• _WHAT THE EXERCISE ASKS_
Repeat the material verbatim and drop the pictures.

• _DATA PROVIDED_
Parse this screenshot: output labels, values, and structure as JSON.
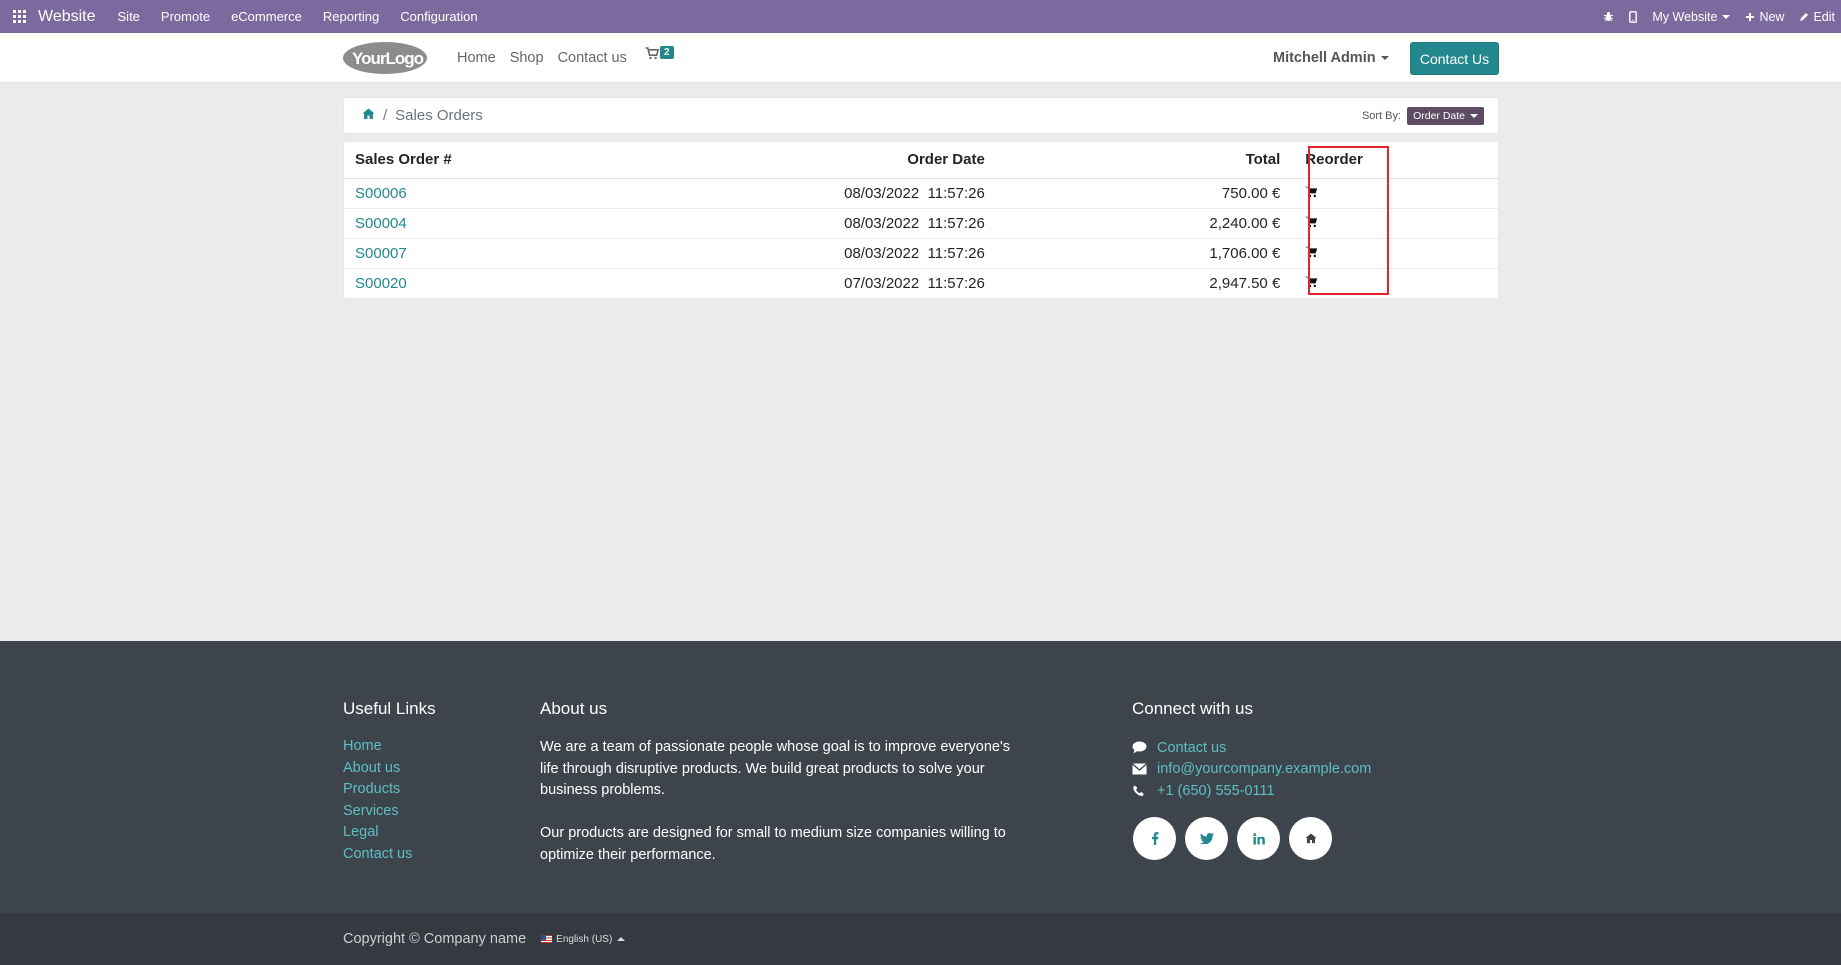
{
  "admin_bar": {
    "brand": "Website",
    "menus": [
      "Site",
      "Promote",
      "eCommerce",
      "Reporting",
      "Configuration"
    ],
    "website_selector": "My Website",
    "new_label": "New",
    "edit_label": "Edit"
  },
  "header": {
    "logo_text": "YourLogo",
    "nav": [
      "Home",
      "Shop",
      "Contact us"
    ],
    "cart_count": "2",
    "user": "Mitchell Admin",
    "contact_button": "Contact Us"
  },
  "breadcrumb": {
    "current": "Sales Orders",
    "sort_label": "Sort By:",
    "sort_value": "Order Date"
  },
  "orders": {
    "columns": [
      "Sales Order #",
      "Order Date",
      "Total",
      "Reorder"
    ],
    "rows": [
      {
        "number": "S00006",
        "date": "08/03/2022",
        "time": "11:57:26",
        "total": "750.00 €"
      },
      {
        "number": "S00004",
        "date": "08/03/2022",
        "time": "11:57:26",
        "total": "2,240.00 €"
      },
      {
        "number": "S00007",
        "date": "08/03/2022",
        "time": "11:57:26",
        "total": "1,706.00 €"
      },
      {
        "number": "S00020",
        "date": "07/03/2022",
        "time": "11:57:26",
        "total": "2,947.50 €"
      }
    ]
  },
  "footer": {
    "useful_links_title": "Useful Links",
    "useful_links": [
      "Home",
      "About us",
      "Products",
      "Services",
      "Legal",
      "Contact us"
    ],
    "about_title": "About us",
    "about_p1": "We are a team of passionate people whose goal is to improve everyone's life through disruptive products. We build great products to solve your business problems.",
    "about_p2": "Our products are designed for small to medium size companies willing to optimize their performance.",
    "connect_title": "Connect with us",
    "connect_contact": "Contact us",
    "connect_email": "info@yourcompany.example.com",
    "connect_phone": "+1 (650) 555-0111",
    "copyright": "Copyright © Company name",
    "language": "English (US)"
  },
  "colors": {
    "admin_bar": "#7c6a9e",
    "accent": "#23888d",
    "footer": "#3e444b",
    "highlight": "#e3242b"
  }
}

• _OUTPUT FOR THIS TASK_
Parse this screenshot: output labels, values, and structure as JSON.
{
  "admin_bar": {
    "brand": "Website",
    "menus": [
      "Site",
      "Promote",
      "eCommerce",
      "Reporting",
      "Configuration"
    ],
    "website_selector": "My Website",
    "new_label": "New",
    "edit_label": "Edit"
  },
  "header": {
    "logo_text": "YourLogo",
    "nav": [
      "Home",
      "Shop",
      "Contact us"
    ],
    "cart_count": "2",
    "user": "Mitchell Admin",
    "contact_button": "Contact Us"
  },
  "breadcrumb": {
    "current": "Sales Orders",
    "sort_label": "Sort By:",
    "sort_value": "Order Date"
  },
  "orders": {
    "columns": [
      "Sales Order #",
      "Order Date",
      "Total",
      "Reorder"
    ],
    "rows": [
      {
        "number": "S00006",
        "date": "08/03/2022",
        "time": "11:57:26",
        "total": "750.00 €"
      },
      {
        "number": "S00004",
        "date": "08/03/2022",
        "time": "11:57:26",
        "total": "2,240.00 €"
      },
      {
        "number": "S00007",
        "date": "08/03/2022",
        "time": "11:57:26",
        "total": "1,706.00 €"
      },
      {
        "number": "S00020",
        "date": "07/03/2022",
        "time": "11:57:26",
        "total": "2,947.50 €"
      }
    ]
  },
  "footer": {
    "useful_links_title": "Useful Links",
    "useful_links": [
      "Home",
      "About us",
      "Products",
      "Services",
      "Legal",
      "Contact us"
    ],
    "about_title": "About us",
    "about_p1": "We are a team of passionate people whose goal is to improve everyone's life through disruptive products. We build great products to solve your business problems.",
    "about_p2": "Our products are designed for small to medium size companies willing to optimize their performance.",
    "connect_title": "Connect with us",
    "connect_contact": "Contact us",
    "connect_email": "info@yourcompany.example.com",
    "connect_phone": "+1 (650) 555-0111",
    "copyright": "Copyright © Company name",
    "language": "English (US)"
  },
  "colors": {
    "admin_bar": "#7c6a9e",
    "accent": "#23888d",
    "footer": "#3e444b",
    "highlight": "#e3242b"
  }
}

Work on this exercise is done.